● **Given problem**: Find the string "name" in the records. Copy every line it appears in.

● **Data to use**:

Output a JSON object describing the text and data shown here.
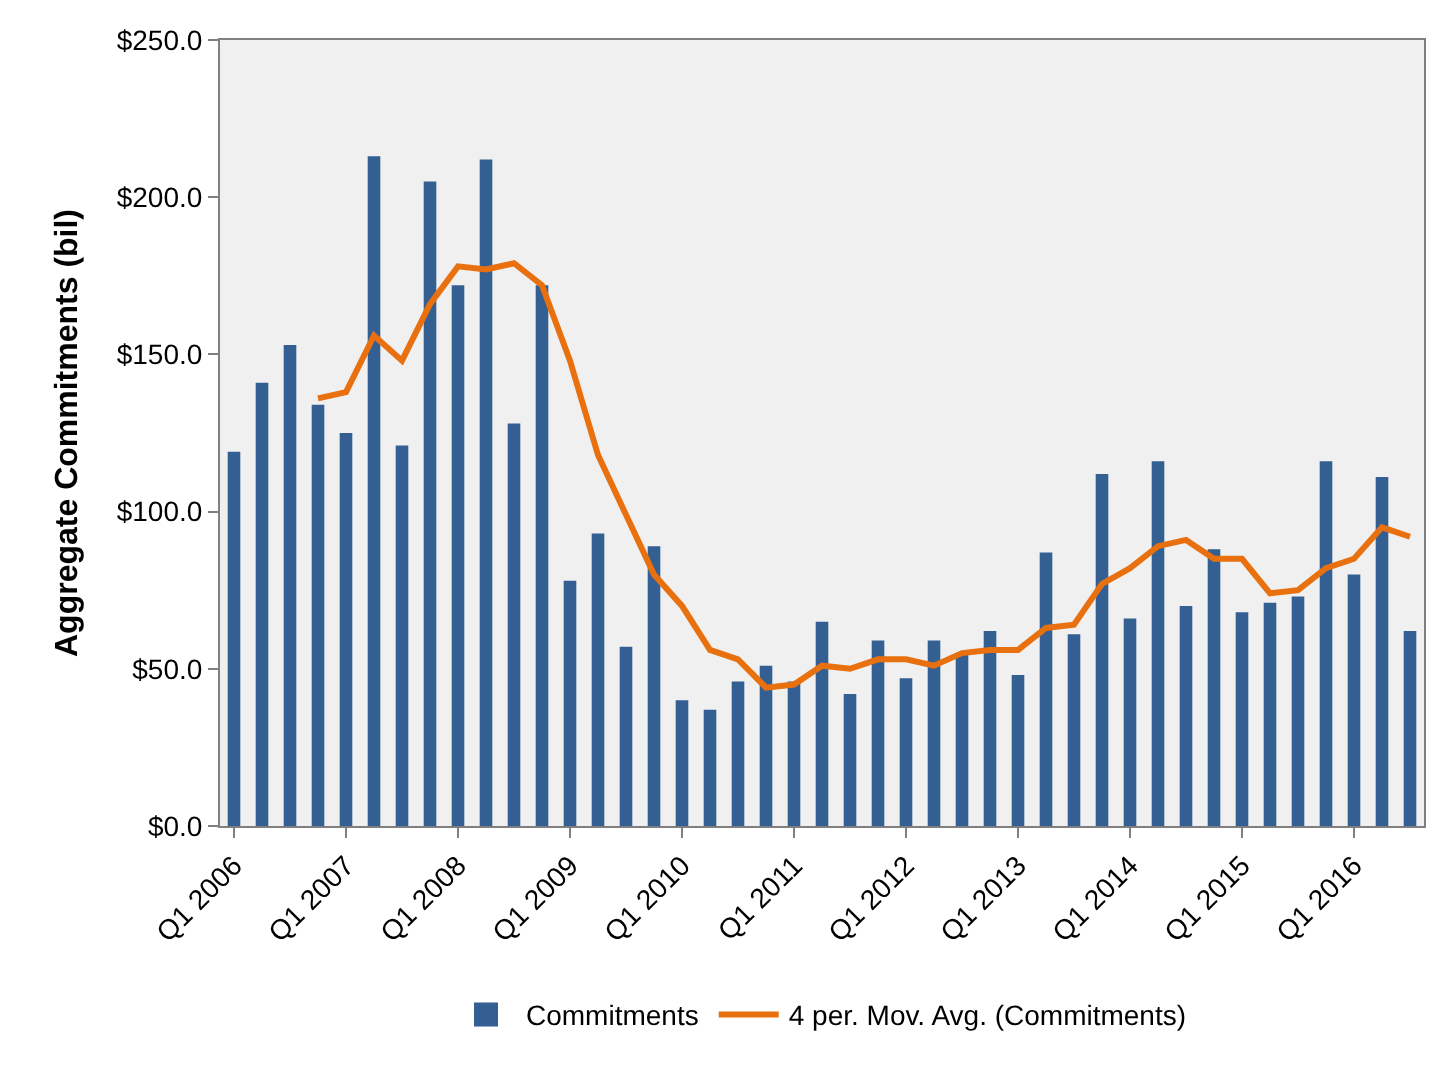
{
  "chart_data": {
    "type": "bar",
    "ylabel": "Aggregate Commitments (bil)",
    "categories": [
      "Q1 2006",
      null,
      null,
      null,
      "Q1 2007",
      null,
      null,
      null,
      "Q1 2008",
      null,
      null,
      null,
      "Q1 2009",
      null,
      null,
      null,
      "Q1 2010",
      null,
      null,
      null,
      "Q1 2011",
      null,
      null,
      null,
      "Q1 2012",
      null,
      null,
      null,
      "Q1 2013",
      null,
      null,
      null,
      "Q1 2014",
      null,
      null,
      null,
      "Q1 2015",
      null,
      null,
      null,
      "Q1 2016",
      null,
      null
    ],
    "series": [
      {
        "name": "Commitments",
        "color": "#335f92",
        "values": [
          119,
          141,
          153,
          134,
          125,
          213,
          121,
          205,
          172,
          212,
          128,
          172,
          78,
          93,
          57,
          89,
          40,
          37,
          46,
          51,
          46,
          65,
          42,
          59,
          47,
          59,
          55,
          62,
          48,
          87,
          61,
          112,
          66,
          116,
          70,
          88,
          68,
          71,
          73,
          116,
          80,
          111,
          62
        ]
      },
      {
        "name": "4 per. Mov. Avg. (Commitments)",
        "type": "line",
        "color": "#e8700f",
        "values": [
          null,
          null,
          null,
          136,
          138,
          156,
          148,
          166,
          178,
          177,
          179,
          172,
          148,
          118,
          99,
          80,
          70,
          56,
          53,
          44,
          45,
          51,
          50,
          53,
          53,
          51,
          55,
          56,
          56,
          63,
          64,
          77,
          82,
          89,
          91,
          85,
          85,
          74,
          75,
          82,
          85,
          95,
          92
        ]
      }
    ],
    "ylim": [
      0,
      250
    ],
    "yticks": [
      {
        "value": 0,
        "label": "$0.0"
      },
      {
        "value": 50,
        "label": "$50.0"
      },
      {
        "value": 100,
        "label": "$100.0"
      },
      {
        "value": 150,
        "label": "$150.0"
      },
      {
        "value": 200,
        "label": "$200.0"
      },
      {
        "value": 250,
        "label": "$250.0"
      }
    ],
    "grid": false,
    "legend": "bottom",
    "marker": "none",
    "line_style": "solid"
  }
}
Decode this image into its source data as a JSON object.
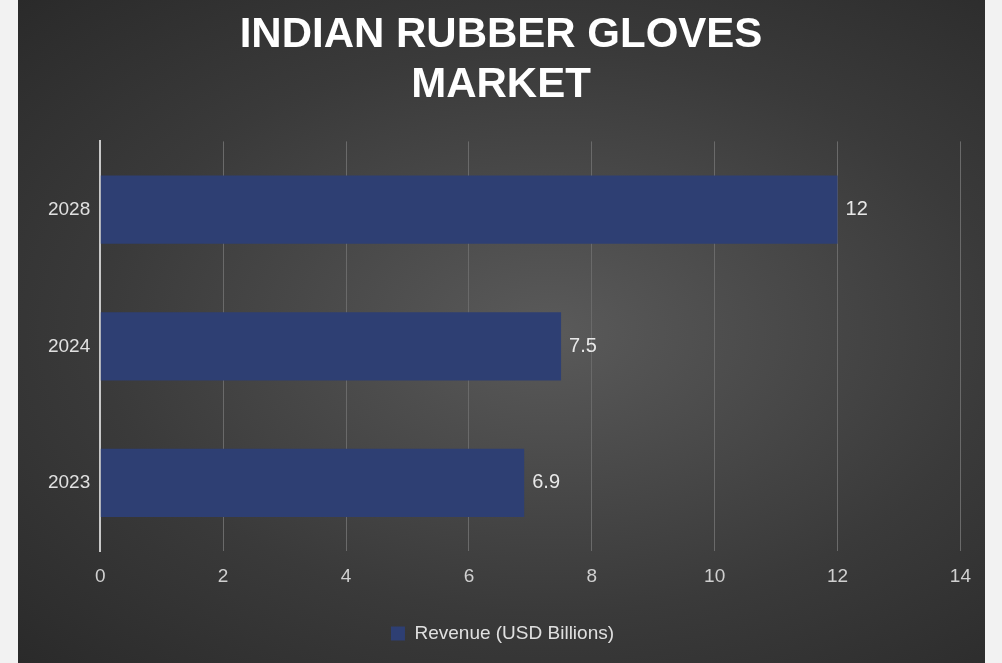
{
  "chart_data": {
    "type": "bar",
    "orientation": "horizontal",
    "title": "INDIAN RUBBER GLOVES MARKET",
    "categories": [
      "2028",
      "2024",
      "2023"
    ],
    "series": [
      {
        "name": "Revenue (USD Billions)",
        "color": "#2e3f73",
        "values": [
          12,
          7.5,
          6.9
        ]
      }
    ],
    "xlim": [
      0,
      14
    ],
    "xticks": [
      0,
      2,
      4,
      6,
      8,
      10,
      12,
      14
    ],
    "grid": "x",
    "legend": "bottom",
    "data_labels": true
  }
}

● **Answer to this problem**:
        "name": "Commitments",
        "name": "4 per. Mov. Avg. (Commitments)",
        "name": "Revenue (USD Billions)",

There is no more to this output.